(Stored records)
------------

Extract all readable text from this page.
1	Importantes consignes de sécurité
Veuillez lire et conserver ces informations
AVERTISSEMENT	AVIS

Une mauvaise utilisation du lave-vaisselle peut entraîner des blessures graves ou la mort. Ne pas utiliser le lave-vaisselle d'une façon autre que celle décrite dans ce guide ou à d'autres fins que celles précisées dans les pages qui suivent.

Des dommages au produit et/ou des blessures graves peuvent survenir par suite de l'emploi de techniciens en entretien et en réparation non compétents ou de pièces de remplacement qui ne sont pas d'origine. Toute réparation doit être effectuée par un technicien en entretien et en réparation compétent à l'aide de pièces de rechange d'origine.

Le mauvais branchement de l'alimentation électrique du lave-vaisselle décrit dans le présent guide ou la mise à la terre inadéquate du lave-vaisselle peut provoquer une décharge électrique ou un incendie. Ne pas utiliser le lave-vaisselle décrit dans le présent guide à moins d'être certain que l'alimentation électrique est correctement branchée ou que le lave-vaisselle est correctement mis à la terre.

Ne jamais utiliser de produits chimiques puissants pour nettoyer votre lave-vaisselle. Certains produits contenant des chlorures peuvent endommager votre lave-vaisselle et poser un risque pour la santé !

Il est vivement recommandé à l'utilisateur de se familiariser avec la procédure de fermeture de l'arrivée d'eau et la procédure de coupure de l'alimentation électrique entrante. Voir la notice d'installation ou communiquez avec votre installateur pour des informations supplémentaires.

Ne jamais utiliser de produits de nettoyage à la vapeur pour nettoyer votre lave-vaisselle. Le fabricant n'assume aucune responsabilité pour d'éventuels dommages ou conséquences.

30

------------

Task to carry out: State how many lines of the listing hold the string "informations"; reply with the number and nothing else.

Exercise solution: 2